* _INSTRUCTIONS FOR THE TASK_
Write out the listing below exactly, and omit any images you find in it.

Dataset entries
▼

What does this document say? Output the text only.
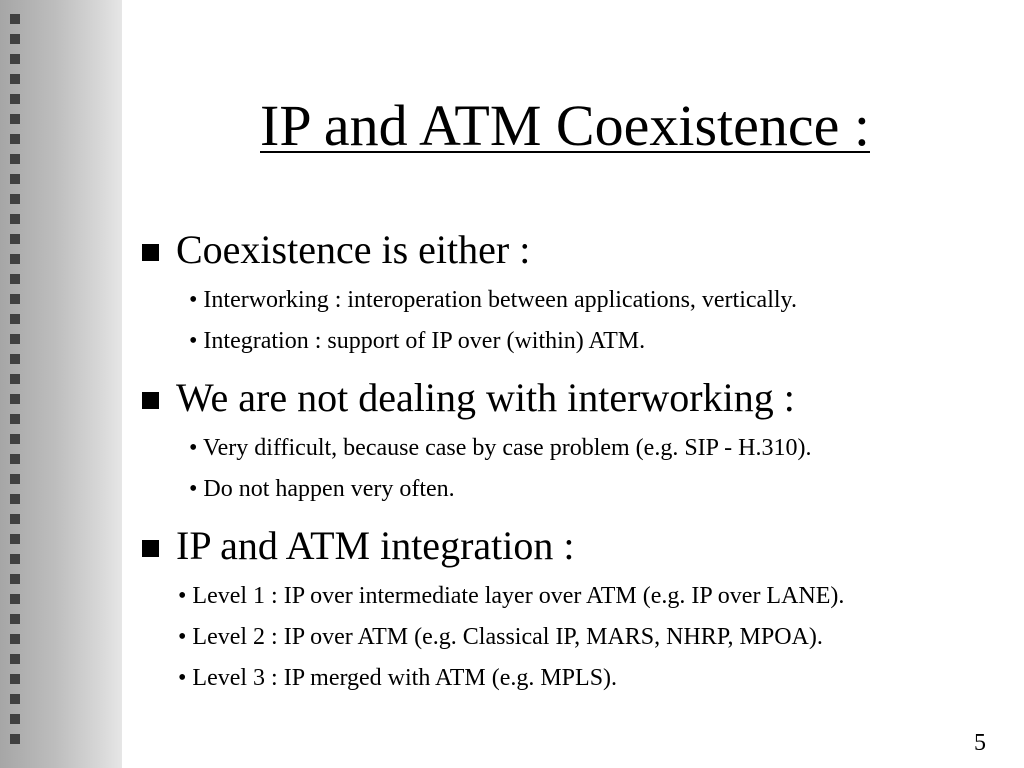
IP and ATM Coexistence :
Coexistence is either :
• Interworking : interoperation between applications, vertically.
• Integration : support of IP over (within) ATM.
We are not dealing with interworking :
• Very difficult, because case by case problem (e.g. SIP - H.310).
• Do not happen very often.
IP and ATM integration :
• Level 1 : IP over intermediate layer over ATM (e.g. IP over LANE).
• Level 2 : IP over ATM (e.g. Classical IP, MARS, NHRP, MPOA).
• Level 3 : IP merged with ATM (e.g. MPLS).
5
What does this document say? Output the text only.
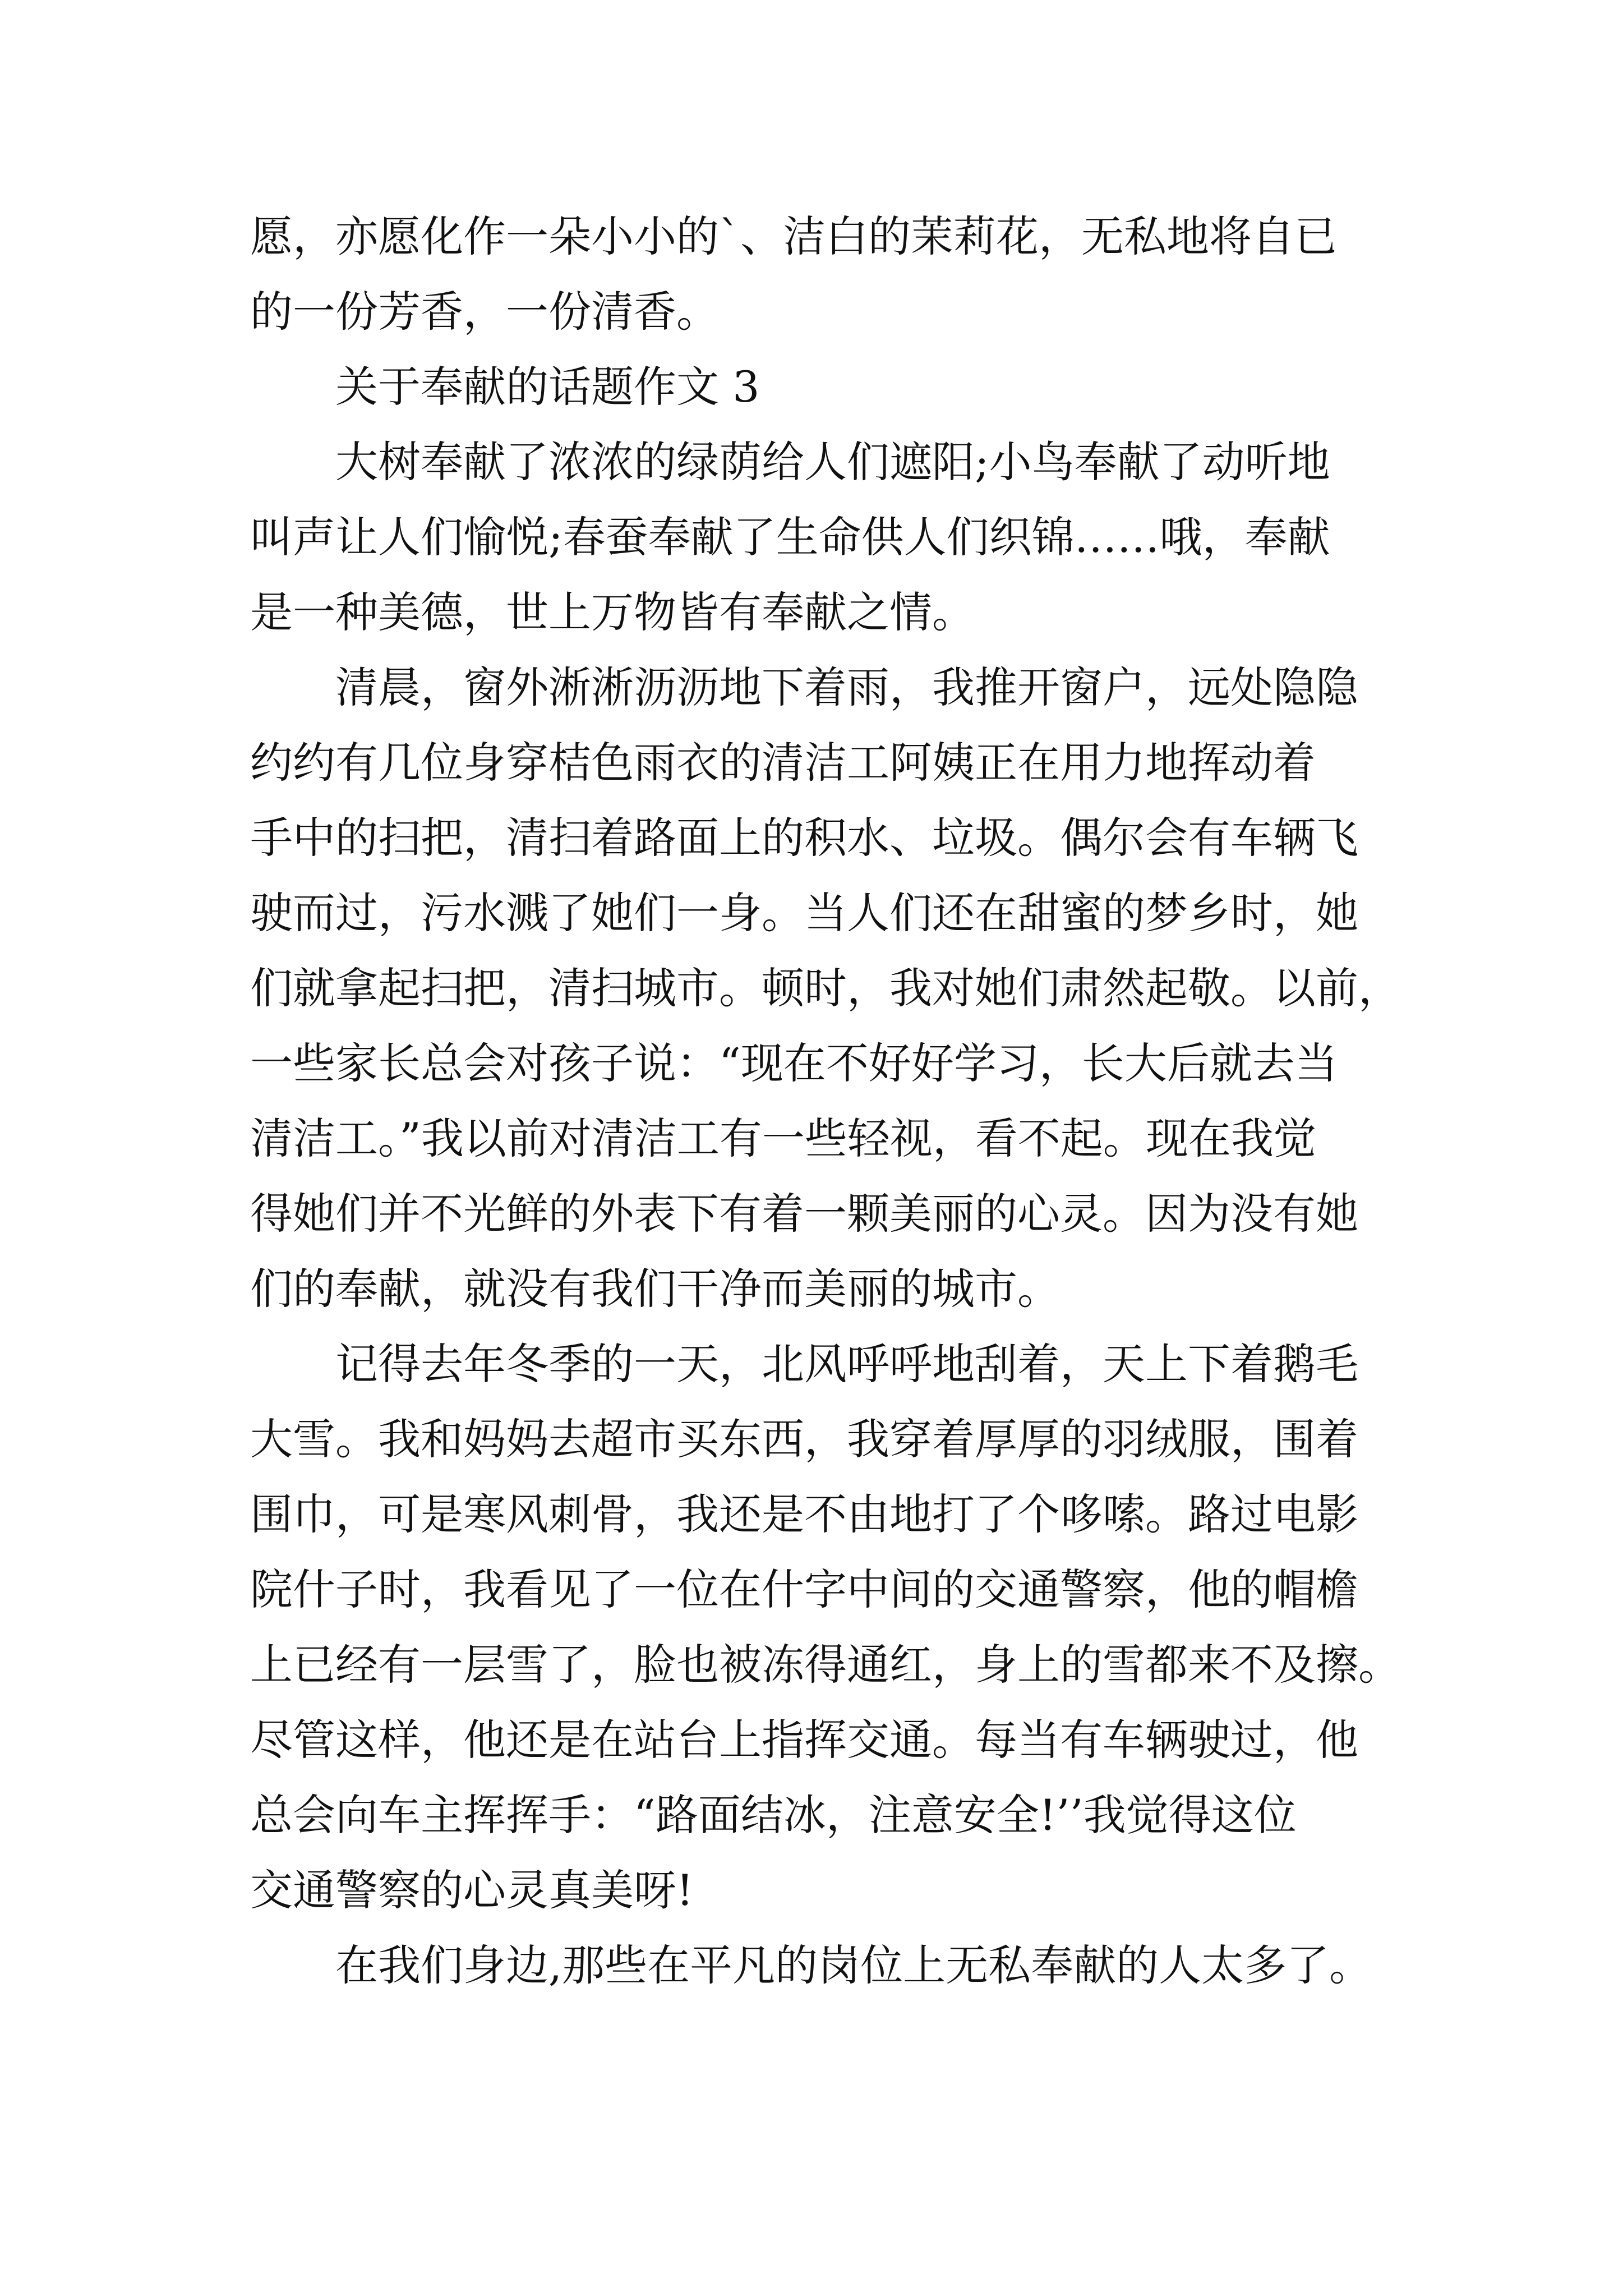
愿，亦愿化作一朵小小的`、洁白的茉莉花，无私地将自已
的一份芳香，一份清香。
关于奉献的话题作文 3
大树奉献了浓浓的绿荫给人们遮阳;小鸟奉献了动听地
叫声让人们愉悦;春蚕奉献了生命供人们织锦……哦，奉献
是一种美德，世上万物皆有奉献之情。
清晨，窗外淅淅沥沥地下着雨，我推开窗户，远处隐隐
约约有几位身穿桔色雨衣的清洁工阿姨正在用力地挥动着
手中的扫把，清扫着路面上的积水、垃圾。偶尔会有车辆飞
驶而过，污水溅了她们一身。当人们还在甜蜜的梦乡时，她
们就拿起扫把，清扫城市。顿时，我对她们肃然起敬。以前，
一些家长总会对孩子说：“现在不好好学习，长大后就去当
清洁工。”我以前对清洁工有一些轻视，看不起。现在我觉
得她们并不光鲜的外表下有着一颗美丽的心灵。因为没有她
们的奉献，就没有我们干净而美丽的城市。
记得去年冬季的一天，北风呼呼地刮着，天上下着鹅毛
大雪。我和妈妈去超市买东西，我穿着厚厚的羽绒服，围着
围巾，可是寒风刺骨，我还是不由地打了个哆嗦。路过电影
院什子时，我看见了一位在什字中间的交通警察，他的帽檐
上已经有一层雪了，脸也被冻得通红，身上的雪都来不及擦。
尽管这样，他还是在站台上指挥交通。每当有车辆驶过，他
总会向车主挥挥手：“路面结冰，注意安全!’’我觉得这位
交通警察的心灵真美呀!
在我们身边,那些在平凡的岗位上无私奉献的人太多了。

▲

* _FINAL RESULT_
What does this document say? Output the text only.
IP and ATM Coexistence :
Coexistence is either :
• Interworking : interoperation between applications, vertically.
• Integration : support of IP over (within) ATM.
We are not dealing with interworking :
• Very difficult, because case by case problem (e.g. SIP - H.310).
• Do not happen very often.
IP and ATM integration :
• Level 1 : IP over intermediate layer over ATM (e.g. IP over LANE).
• Level 2 : IP over ATM (e.g. Classical IP, MARS, NHRP, MPOA).
• Level 3 : IP merged with ATM (e.g. MPLS).
5
What does this document say? Output the text only.
愿，亦愿化作一朵小小的`、洁白的茉莉花，无私地将自已
的一份芳香，一份清香。
关于奉献的话题作文 3
大树奉献了浓浓的绿荫给人们遮阳;小鸟奉献了动听地
叫声让人们愉悦;春蚕奉献了生命供人们织锦……哦，奉献
是一种美德，世上万物皆有奉献之情。
清晨，窗外淅淅沥沥地下着雨，我推开窗户，远处隐隐
约约有几位身穿桔色雨衣的清洁工阿姨正在用力地挥动着
手中的扫把，清扫着路面上的积水、垃圾。偶尔会有车辆飞
驶而过，污水溅了她们一身。当人们还在甜蜜的梦乡时，她
们就拿起扫把，清扫城市。顿时，我对她们肃然起敬。以前，
一些家长总会对孩子说：“现在不好好学习，长大后就去当
清洁工。”我以前对清洁工有一些轻视，看不起。现在我觉
得她们并不光鲜的外表下有着一颗美丽的心灵。因为没有她
们的奉献，就没有我们干净而美丽的城市。
记得去年冬季的一天，北风呼呼地刮着，天上下着鹅毛
大雪。我和妈妈去超市买东西，我穿着厚厚的羽绒服，围着
围巾，可是寒风刺骨，我还是不由地打了个哆嗦。路过电影
院什子时，我看见了一位在什字中间的交通警察，他的帽檐
上已经有一层雪了，脸也被冻得通红，身上的雪都来不及擦。
尽管这样，他还是在站台上指挥交通。每当有车辆驶过，他
总会向车主挥挥手：“路面结冰，注意安全!’’我觉得这位
交通警察的心灵真美呀!
在我们身边,那些在平凡的岗位上无私奉献的人太多了。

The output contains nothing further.